--- Begin Data provided ---

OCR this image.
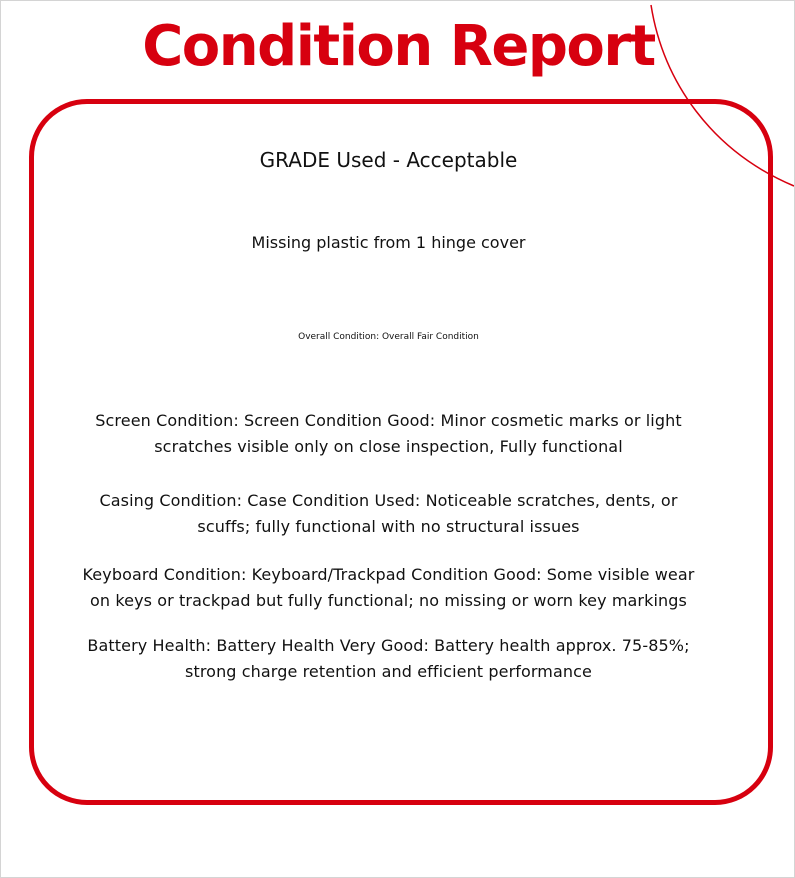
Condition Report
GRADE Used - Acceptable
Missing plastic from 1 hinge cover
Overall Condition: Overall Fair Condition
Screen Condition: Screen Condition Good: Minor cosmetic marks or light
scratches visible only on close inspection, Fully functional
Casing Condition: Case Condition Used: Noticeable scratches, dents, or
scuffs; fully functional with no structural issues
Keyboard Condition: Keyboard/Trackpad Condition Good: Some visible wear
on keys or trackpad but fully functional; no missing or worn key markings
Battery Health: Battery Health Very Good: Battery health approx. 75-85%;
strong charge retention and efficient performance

--- End Data provided ---
--- Begin Data provided ---

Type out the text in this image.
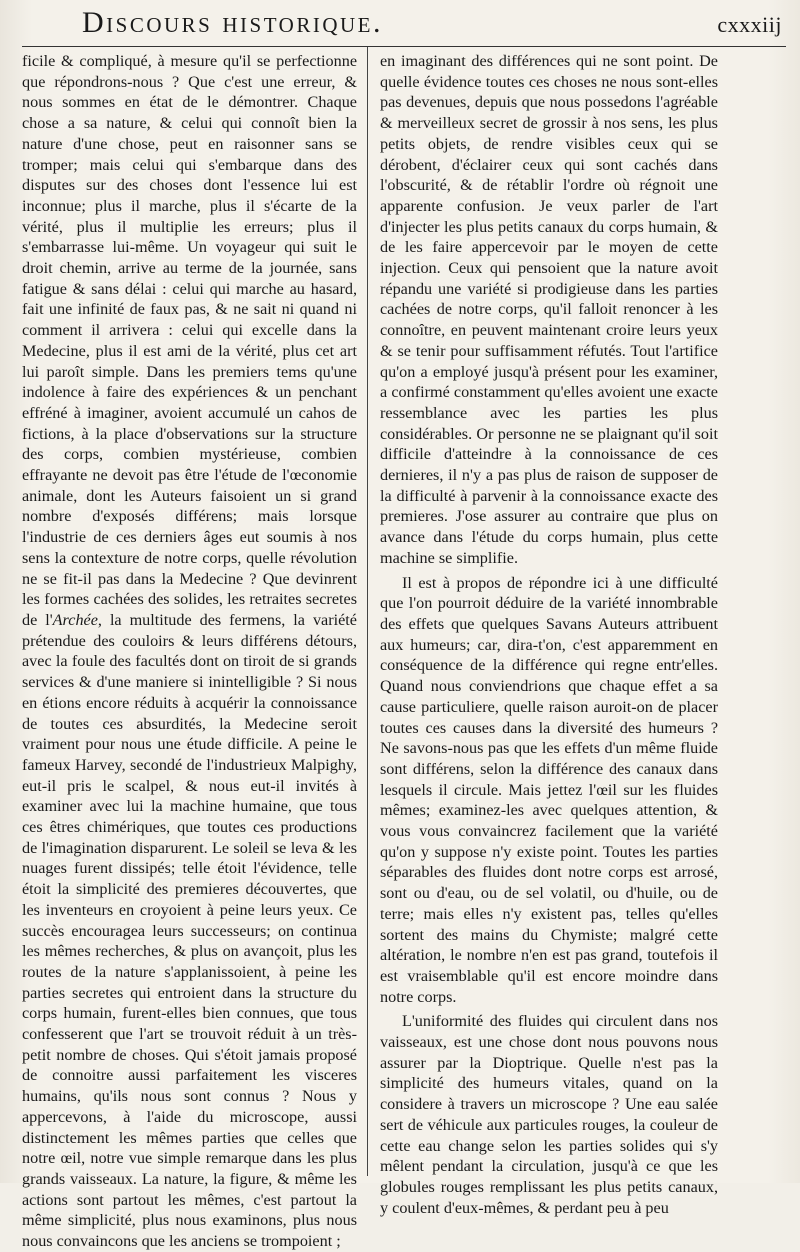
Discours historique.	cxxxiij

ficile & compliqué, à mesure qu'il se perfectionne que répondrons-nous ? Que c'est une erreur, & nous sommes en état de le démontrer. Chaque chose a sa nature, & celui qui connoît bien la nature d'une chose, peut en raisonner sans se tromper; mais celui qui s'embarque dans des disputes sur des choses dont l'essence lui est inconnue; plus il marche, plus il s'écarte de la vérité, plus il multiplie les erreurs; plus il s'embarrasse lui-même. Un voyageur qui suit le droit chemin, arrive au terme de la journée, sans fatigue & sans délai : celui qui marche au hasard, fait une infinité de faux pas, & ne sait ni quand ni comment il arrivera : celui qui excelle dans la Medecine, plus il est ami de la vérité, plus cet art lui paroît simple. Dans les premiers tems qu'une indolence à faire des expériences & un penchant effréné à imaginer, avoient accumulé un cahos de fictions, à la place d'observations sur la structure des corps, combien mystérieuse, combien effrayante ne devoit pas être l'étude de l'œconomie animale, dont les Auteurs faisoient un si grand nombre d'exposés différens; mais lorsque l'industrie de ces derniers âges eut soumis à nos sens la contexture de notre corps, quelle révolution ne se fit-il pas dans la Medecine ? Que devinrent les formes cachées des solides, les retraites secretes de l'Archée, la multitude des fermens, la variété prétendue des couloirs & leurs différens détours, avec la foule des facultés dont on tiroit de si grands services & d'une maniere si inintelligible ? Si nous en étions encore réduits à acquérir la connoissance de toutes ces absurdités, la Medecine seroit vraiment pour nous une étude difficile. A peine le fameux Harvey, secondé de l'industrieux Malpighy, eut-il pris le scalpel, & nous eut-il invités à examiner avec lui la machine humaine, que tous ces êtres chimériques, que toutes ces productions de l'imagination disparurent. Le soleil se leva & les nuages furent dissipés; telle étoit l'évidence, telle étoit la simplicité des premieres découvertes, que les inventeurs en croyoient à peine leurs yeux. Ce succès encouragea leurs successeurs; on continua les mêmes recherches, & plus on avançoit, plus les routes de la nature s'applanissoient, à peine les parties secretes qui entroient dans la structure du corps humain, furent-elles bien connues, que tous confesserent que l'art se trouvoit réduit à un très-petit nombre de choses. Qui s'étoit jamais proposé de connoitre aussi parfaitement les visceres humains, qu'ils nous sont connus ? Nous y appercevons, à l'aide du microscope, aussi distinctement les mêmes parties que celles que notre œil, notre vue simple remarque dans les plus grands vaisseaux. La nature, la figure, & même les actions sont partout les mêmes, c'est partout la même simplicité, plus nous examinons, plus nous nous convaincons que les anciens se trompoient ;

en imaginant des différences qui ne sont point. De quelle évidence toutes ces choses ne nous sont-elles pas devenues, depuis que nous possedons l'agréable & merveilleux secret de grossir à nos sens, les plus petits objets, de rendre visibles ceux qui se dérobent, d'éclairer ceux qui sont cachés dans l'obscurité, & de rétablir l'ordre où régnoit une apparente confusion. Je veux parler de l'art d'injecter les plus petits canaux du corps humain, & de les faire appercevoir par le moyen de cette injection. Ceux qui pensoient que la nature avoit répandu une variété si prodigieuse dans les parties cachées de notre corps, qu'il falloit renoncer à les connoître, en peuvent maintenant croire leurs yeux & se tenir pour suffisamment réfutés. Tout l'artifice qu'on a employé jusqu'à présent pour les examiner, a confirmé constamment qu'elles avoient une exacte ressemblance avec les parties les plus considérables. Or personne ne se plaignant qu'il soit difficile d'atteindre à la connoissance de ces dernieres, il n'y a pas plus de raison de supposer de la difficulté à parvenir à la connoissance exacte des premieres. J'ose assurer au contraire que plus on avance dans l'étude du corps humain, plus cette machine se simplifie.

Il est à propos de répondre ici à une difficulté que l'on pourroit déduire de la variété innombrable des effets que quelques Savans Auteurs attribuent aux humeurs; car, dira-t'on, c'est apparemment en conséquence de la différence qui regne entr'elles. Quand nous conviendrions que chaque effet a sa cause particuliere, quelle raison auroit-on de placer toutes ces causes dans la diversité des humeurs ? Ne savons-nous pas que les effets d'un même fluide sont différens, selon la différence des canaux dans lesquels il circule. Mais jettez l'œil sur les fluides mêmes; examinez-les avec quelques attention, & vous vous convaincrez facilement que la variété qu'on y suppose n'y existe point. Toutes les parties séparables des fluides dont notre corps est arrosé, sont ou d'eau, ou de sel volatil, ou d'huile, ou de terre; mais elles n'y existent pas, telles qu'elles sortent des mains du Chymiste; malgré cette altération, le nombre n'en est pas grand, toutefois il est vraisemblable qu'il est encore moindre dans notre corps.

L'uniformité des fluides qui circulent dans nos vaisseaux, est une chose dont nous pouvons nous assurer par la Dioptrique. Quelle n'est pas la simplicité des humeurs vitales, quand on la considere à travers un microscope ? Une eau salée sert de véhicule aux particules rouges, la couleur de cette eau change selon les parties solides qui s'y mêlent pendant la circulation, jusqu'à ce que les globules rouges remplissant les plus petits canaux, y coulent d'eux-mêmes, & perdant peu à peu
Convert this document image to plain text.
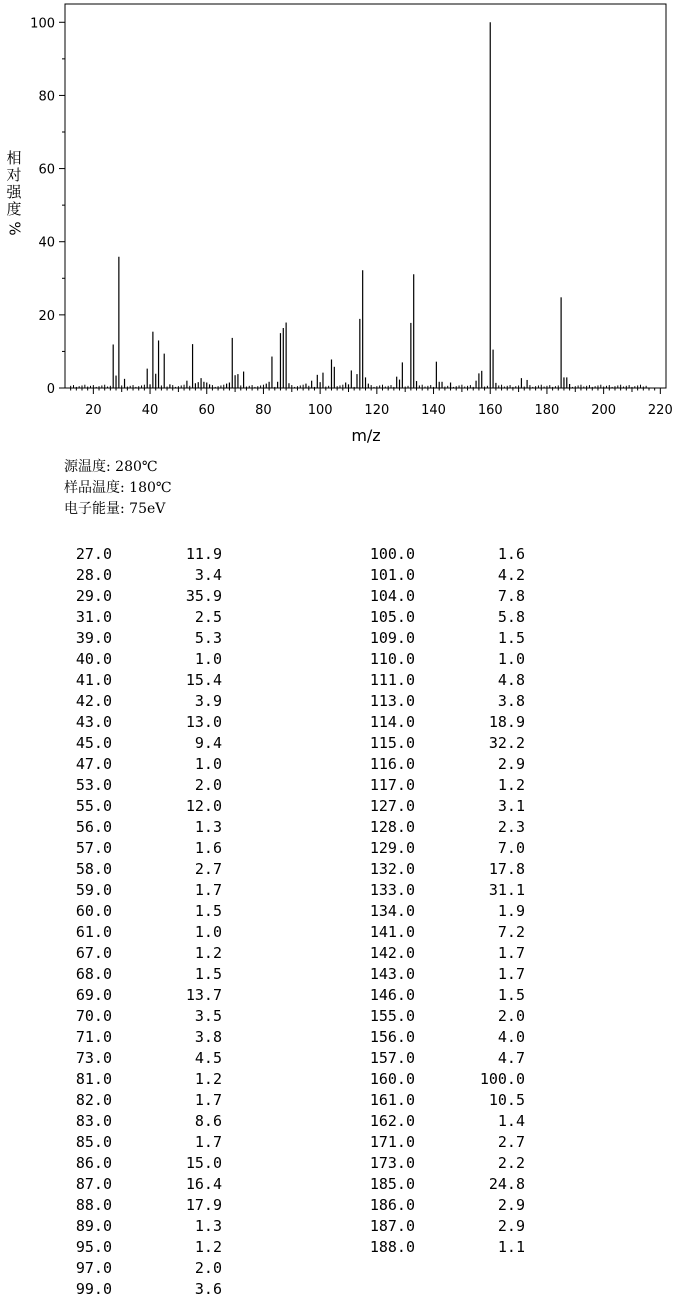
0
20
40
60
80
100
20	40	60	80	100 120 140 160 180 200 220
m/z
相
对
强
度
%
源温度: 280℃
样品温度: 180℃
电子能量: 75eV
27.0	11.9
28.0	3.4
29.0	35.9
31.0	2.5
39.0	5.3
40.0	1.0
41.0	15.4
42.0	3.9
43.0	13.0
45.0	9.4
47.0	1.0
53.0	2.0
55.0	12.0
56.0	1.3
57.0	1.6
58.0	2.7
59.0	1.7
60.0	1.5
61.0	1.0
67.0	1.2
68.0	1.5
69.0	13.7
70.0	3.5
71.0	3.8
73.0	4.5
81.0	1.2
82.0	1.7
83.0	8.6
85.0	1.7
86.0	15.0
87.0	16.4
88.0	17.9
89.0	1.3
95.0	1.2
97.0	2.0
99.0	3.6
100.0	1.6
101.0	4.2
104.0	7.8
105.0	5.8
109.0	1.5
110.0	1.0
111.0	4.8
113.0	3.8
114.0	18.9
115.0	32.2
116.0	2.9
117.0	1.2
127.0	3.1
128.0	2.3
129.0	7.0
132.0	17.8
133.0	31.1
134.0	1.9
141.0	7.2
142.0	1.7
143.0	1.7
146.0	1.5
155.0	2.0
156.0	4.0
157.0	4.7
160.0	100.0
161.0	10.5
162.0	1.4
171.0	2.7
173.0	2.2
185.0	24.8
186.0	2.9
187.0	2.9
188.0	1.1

--- End Data provided ---
--- Begin Data provided ---

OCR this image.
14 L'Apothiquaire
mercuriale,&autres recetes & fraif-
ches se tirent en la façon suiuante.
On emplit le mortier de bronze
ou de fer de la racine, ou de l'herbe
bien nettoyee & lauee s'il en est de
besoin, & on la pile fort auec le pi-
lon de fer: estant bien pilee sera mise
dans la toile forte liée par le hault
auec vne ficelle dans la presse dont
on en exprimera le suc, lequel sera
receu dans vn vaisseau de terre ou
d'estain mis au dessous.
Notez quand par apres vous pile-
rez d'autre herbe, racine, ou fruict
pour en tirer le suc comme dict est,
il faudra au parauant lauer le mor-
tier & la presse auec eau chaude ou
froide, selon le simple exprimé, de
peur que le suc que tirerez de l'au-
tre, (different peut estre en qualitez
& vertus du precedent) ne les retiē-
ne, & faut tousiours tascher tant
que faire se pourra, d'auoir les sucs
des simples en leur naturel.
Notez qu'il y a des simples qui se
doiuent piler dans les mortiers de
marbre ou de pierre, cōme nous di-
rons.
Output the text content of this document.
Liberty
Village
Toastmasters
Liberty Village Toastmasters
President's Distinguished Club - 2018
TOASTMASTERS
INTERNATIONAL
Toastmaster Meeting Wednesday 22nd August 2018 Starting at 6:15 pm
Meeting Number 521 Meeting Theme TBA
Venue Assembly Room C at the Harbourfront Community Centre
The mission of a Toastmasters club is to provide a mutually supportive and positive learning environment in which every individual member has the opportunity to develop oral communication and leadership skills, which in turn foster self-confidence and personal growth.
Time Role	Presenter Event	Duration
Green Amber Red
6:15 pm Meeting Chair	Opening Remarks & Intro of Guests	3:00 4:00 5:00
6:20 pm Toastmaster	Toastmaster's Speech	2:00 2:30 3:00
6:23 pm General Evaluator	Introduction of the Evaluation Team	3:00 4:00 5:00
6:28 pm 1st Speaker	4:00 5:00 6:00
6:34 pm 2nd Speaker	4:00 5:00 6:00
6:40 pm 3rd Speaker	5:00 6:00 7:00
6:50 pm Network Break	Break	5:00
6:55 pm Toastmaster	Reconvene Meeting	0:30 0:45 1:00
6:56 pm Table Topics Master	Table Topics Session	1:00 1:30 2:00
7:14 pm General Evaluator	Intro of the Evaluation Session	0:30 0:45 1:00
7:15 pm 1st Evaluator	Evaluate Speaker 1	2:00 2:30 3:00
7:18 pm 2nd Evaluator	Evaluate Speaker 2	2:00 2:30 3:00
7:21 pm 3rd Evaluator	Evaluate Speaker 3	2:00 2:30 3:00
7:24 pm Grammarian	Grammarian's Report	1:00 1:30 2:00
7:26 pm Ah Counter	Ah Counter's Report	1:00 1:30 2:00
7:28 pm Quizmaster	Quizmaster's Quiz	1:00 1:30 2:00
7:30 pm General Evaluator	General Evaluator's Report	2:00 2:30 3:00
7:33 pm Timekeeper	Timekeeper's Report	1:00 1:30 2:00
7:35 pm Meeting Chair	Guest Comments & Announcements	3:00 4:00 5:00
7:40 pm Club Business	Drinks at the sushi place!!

--- End Data provided ---

Task requirements: Go through the records and gather the lines that hold "Good".

Result:
Screen Condition: Screen Condition Good: Minor cosmetic marks or light
Keyboard Condition: Keyboard/Trackpad Condition Good: Some visible wear
Battery Health: Battery Health Very Good: Battery health approx. 75-85%;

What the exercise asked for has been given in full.